▶ [DOCUMENT SEGMENT]
And amazingly, when we got back in the car, they both fell asleep fairly quickly and for the next hour and a half, I got to listen to my music mix on the ipod. By the time Austin woke up, we were coming up on Whitby. Alex didn't wake up until we pulled into the driveway -- exactly 5 hours after we left my sister's place.

And although I was pretty tired when I got back -- and really needed a break from the kids (which was ok, because after three days of not seeing them, Ryan really wanted to be around them), I think I'd be brave enough to attempt a trip like this again one day.

Thursday, November 13, 2008

I don't know if I'm crazy, brave or stupid

In about an hour, I'm packing both kids into the car and driving to Ottawa to visit my sister and brother-in-law. And I'm doing it without Ryan.

So that means I have to pay attention to driving and keep the kids happy as well.

I'm leaving at about 1 p.m., in hopes that they'll both nap for part of the time. Although Alex through me for a loop this morning and is currently taking a second morning nap. So much for her going to sleep at 1ish. But Austin is at the sitter's right now, so I'm fairly confident that she's doing a good job of tiring him out for me. In a few minutes I'll wake Alex up so she can have some lunch and we can play for a bit before it's time to get in the car for the four to six hour drive.

For this trip, I'm throwing all my rules out the window. Austin will be allowed to snack on whatever he wants -- so yes, I've packed treats -- and I loaded some kids shows onto the ipod and hooked it up to crappy little speakers so that he can watch TV for part of the time. Ryan and I are both very anti-DVD players in the car, but for this trip, I've made the exception.

I'm just hoping that Alex stays content for most of the trip. She's harder to entertain while driving, because she doesn't watch TV, doesn't snack on anything except mum-mums (and those can get boring) and she's rear facing so it's hard to hand her things to play with.

She'll have her soother whenever she wants -- and I'm keeping extras up front with me for when she rips it off the string and tosses it on the floor where I can't reach. And, as I said, hopefully, she'll sleep for awhile.

And, hence the four to six hour time frame, we'll likely stop at a roadside McDonalds somewhere so Austin can run around and Alex can have a bottle.

▶ [RECORDS SHOWN]

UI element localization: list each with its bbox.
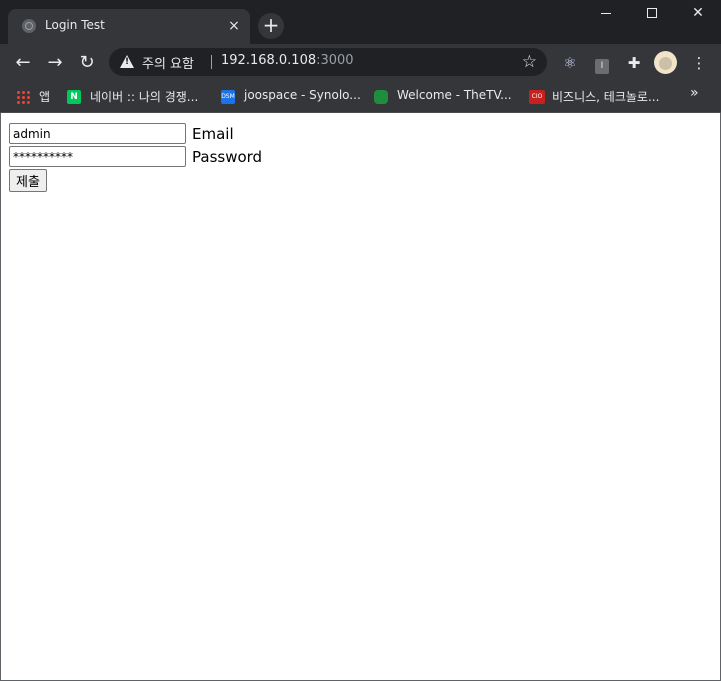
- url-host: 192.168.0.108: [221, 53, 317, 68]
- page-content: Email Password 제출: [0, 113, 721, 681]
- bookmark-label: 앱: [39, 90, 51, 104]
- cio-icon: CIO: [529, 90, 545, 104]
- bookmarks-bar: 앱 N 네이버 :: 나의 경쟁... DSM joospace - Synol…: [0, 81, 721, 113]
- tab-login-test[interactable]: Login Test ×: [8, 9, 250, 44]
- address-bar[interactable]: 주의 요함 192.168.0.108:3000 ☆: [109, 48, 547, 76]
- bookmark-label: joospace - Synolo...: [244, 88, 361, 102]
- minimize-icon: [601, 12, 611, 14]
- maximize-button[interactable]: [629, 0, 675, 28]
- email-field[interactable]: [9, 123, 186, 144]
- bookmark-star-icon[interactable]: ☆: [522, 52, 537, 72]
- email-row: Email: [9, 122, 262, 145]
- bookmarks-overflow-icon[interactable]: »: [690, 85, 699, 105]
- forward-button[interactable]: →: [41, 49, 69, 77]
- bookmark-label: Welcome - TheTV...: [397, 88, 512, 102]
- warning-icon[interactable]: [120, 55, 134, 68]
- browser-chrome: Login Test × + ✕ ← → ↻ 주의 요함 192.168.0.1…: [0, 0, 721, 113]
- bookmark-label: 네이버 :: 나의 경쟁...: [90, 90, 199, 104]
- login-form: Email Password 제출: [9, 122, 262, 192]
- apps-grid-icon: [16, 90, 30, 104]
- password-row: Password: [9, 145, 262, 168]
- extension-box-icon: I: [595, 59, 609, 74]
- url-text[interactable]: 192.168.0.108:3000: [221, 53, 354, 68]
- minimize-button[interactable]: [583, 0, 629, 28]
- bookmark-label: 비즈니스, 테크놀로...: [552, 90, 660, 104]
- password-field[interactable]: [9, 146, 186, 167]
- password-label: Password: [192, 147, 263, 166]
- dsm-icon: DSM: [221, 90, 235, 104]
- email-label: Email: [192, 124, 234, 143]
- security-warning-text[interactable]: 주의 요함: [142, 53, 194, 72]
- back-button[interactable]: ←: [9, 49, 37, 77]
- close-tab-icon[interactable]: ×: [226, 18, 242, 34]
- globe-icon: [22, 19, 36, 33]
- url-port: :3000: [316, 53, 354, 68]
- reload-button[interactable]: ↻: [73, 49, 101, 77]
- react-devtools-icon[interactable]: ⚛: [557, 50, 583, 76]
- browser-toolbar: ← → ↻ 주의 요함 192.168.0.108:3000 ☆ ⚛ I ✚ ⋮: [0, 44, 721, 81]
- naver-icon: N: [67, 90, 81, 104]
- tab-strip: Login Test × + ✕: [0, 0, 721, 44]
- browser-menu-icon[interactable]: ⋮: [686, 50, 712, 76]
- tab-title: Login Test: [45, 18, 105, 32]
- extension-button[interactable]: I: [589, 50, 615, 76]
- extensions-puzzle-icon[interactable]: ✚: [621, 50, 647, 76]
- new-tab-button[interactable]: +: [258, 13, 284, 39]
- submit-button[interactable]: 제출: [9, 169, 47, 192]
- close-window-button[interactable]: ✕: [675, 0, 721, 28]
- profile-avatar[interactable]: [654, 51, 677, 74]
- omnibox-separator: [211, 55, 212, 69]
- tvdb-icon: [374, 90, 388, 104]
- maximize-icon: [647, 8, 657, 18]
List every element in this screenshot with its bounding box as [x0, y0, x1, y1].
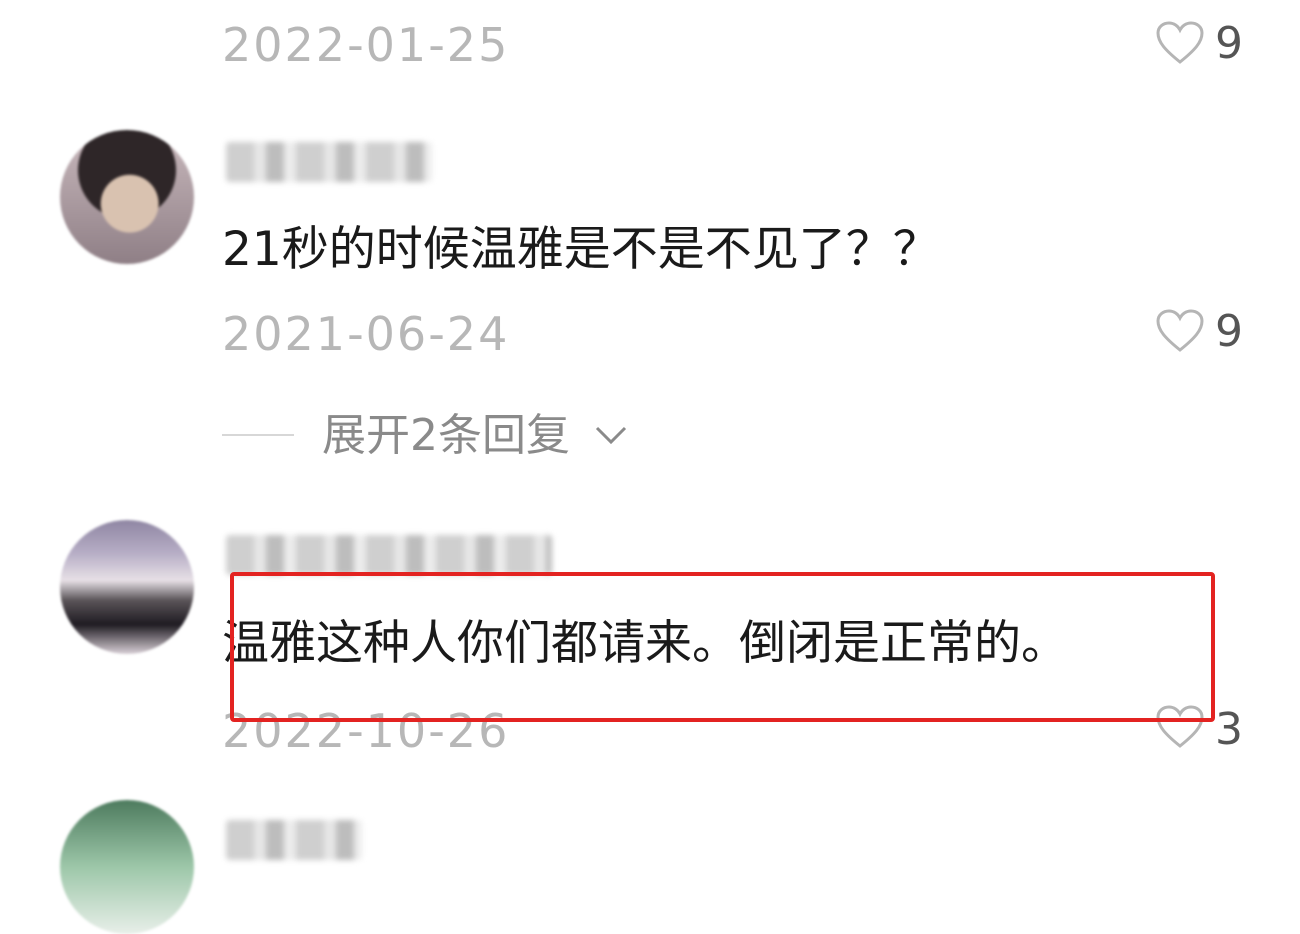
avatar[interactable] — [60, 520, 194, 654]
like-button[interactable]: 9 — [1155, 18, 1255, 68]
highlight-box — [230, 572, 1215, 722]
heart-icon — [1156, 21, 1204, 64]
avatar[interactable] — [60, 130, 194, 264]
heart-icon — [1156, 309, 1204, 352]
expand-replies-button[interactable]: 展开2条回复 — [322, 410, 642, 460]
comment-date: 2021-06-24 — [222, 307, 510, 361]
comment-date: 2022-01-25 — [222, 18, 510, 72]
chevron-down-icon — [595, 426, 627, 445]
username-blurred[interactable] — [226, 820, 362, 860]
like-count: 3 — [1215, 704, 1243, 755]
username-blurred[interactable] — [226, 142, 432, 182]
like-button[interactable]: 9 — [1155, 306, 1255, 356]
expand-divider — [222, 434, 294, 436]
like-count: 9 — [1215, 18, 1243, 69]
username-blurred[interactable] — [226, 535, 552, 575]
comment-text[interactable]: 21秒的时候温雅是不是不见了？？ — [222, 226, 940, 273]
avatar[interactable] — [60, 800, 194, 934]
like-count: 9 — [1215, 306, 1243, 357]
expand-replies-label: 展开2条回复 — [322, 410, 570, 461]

▶ [REQUEST A] In the road trip post, around what time does the writer plan to leave for Ottawa?
▶ [REQUEST B] Carry on writing the road trip post, starting after its last sentence.
The records have no connection to the road trip post.

▶ [OUTPUT A] At about 1 p.m.

▶ [OUTPUT B]
So here's hoping. I'll let you know next week if this was a brave idea or a stupid one.

Monday, November 10, 2008

Things taste different now

You'd think by the time you passed the age of 30, your likes and dislikes when it comes to food would be pretty much set in stone. Either you like a certain food, or you don't. Tastes don't really change after 30 years, do they?

For me, apparently they have -- and I blame (or thank?) pregnancy for these changes.

When I was pregnant with Austin, I suddenly started liking bacon. I never liked bacon. Occasionally, I'd like the smell of bacon cooking but I didn't like the taste of it. Ryan hated and loved this. He hated it because he loves bacon and I wouldn't cook it -- in fact, we rarely kept it in the house. He loved it because of those rare occasions that a sniff of bacon would prompt me to order it when out for breakfast, only to stare at it and tell him to eat it.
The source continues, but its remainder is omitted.